──────── Raw records

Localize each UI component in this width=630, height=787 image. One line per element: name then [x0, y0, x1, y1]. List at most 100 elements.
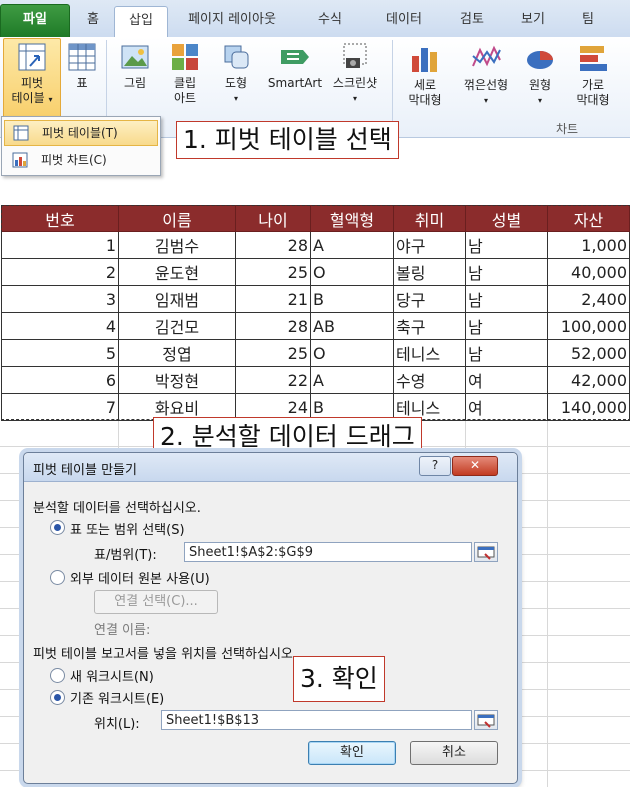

────────────────
──────── Raw records

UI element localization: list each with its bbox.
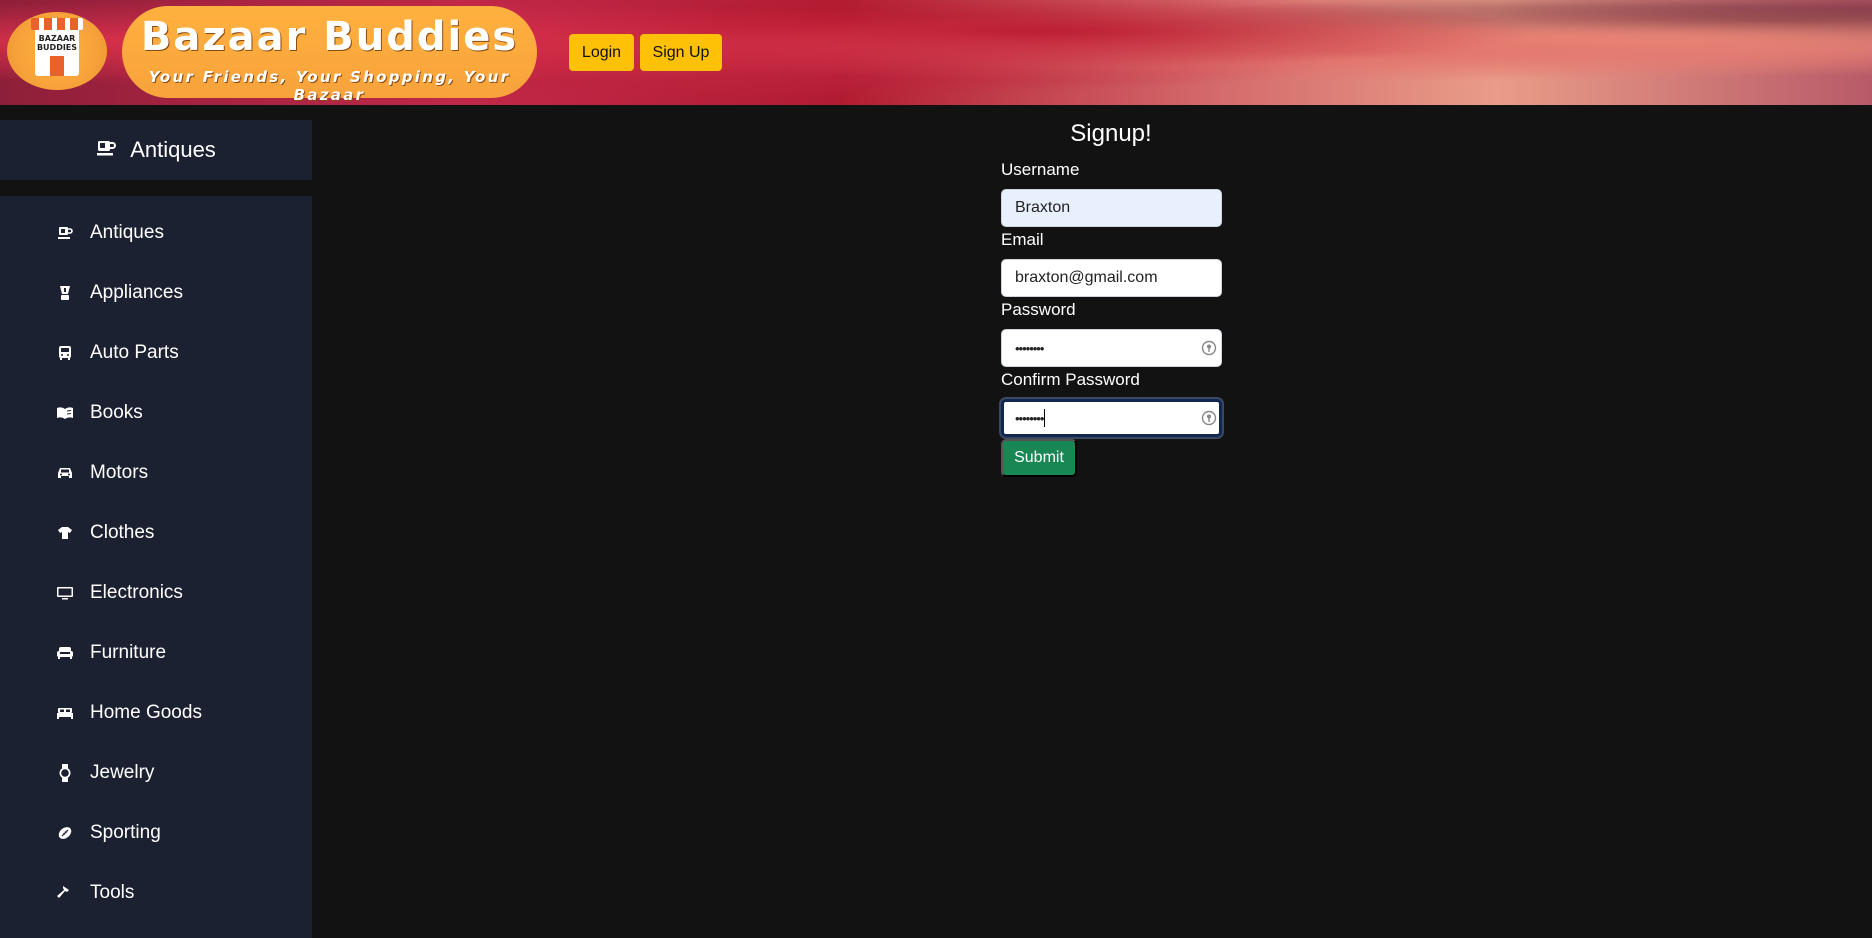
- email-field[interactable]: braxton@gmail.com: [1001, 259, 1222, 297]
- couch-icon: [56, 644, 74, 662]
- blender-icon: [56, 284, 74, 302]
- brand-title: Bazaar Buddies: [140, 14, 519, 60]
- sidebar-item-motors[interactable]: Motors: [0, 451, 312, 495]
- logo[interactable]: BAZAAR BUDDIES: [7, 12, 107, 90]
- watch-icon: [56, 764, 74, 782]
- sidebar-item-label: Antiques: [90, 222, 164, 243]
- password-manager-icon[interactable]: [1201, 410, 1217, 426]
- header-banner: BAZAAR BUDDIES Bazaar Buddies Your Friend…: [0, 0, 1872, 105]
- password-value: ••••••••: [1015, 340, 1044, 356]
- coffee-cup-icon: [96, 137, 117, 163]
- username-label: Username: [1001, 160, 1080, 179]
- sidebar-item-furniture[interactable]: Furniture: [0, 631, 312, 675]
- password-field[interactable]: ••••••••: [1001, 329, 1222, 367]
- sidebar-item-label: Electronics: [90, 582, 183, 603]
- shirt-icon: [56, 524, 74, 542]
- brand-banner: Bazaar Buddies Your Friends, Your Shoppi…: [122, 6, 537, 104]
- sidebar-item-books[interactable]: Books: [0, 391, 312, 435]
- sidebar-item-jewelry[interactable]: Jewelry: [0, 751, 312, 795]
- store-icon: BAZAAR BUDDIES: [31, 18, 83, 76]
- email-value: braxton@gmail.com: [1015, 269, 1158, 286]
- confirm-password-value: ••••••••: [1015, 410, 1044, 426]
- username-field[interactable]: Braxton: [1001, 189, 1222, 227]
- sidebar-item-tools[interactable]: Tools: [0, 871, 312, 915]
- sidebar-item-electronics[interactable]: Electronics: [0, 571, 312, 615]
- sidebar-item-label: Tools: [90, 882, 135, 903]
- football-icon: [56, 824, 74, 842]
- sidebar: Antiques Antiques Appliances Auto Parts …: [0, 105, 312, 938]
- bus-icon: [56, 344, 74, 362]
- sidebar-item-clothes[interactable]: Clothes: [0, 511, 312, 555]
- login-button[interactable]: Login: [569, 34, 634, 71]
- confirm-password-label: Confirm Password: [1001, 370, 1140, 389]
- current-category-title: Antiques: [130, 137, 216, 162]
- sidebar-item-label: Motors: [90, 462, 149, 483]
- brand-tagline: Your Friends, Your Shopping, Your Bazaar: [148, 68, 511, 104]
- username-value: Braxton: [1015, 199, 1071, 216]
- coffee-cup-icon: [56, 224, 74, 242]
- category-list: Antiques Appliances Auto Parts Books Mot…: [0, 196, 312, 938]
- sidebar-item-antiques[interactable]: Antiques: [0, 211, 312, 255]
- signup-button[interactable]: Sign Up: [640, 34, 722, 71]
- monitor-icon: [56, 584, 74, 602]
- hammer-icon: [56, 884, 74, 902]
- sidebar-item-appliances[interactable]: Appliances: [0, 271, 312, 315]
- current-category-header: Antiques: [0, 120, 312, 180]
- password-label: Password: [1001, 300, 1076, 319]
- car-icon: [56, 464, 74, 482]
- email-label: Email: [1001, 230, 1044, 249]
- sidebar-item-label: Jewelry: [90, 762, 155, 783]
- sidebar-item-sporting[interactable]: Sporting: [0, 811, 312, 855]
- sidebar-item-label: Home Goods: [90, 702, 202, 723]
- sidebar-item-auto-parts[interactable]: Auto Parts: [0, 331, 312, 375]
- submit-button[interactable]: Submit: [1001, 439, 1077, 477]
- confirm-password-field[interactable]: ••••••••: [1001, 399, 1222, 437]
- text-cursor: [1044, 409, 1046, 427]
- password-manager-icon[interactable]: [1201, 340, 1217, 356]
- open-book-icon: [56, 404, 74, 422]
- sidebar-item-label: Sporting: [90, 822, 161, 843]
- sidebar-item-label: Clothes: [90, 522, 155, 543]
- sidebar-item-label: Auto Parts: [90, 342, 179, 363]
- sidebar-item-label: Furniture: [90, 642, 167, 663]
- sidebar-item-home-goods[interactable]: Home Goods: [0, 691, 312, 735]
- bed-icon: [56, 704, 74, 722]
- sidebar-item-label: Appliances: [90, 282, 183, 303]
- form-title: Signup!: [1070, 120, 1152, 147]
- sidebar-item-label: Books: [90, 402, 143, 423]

────────────────
──────── Raw records

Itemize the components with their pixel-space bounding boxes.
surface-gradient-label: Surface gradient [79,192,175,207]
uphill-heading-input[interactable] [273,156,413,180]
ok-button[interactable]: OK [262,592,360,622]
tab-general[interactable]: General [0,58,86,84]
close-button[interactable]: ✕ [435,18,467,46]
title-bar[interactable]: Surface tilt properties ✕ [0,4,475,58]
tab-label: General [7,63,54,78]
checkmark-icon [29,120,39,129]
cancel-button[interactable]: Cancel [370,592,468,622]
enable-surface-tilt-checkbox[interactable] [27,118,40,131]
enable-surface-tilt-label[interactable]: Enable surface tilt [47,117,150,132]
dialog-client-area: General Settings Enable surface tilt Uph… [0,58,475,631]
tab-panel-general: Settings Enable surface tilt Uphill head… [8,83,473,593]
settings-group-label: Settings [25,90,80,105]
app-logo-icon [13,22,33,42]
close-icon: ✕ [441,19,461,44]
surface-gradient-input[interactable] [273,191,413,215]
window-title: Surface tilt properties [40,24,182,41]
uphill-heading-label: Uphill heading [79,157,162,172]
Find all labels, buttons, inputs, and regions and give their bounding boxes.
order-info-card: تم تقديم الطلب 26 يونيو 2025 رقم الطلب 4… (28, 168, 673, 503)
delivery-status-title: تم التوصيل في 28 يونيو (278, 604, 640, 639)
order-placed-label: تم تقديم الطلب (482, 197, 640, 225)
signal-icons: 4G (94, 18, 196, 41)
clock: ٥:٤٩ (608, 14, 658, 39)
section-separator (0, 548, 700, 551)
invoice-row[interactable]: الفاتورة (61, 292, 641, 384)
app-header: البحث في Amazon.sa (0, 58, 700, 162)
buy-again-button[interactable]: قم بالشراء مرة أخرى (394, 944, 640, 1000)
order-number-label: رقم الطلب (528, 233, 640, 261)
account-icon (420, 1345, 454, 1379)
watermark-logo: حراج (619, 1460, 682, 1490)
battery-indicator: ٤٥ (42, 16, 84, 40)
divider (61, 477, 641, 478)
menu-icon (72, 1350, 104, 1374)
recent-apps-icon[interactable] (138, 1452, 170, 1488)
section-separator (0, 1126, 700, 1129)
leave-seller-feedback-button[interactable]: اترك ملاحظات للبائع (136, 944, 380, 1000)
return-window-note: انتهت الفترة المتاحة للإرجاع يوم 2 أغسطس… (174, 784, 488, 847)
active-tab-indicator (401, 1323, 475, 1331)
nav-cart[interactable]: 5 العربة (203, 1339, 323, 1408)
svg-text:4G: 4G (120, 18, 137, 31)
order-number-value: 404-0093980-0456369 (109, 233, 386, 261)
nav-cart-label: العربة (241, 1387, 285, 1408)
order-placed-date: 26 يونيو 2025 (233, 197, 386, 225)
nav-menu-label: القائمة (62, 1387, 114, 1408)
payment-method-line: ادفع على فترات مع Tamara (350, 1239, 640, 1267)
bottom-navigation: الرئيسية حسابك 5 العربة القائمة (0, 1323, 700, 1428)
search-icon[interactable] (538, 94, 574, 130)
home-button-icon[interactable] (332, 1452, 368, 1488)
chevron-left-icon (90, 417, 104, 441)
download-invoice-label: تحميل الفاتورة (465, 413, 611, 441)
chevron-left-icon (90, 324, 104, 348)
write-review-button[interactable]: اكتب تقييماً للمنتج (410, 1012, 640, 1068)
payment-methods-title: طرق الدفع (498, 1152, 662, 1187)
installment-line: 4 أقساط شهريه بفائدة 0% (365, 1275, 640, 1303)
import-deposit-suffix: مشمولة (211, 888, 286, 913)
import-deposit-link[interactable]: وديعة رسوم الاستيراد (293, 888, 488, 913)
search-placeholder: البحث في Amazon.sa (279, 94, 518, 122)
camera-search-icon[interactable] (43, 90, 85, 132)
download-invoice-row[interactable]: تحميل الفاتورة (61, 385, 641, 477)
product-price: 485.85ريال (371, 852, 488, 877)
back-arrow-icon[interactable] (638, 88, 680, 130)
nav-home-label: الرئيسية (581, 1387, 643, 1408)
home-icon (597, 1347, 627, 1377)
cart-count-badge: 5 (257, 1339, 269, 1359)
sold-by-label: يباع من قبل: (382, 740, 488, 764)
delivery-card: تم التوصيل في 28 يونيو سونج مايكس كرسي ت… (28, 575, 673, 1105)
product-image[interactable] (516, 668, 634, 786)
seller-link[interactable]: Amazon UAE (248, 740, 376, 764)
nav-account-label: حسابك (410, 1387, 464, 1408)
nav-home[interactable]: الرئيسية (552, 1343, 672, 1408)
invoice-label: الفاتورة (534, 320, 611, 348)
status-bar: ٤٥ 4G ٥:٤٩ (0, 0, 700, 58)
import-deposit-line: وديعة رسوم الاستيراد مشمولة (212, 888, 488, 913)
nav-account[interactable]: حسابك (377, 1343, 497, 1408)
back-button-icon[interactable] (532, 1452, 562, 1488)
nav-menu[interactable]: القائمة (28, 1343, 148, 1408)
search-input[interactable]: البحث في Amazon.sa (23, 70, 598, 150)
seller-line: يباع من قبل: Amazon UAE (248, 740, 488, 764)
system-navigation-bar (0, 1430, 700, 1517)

────────────────

Copy the listing lines from the line with "UI element localization: list" through the line with "- sidebar-item-label: Electronics: [90, 582, 183, 603]", leaving out the pictures.

UI element localization: list each with its bbox.
- email-field[interactable]: braxton@gmail.com: [1001, 259, 1222, 297]
- couch-icon: [56, 644, 74, 662]
- blender-icon: [56, 284, 74, 302]
- brand-title: Bazaar Buddies: [140, 14, 519, 60]
- sidebar-item-motors[interactable]: Motors: [0, 451, 312, 495]
- logo[interactable]: BAZAAR BUDDIES: [7, 12, 107, 90]
- watch-icon: [56, 764, 74, 782]
- sidebar-item-label: Antiques: [90, 222, 164, 243]
- password-manager-icon[interactable]: [1201, 410, 1217, 426]
- header-banner: BAZAAR BUDDIES Bazaar Buddies Your Friend…: [0, 0, 1872, 105]
- password-value: ••••••••: [1015, 340, 1044, 356]
- coffee-cup-icon: [96, 137, 117, 163]
- username-label: Username: [1001, 160, 1080, 179]
- sidebar-item-furniture[interactable]: Furniture: [0, 631, 312, 675]
- password-field[interactable]: ••••••••: [1001, 329, 1222, 367]
- sidebar-item-label: Electronics: [90, 582, 183, 603]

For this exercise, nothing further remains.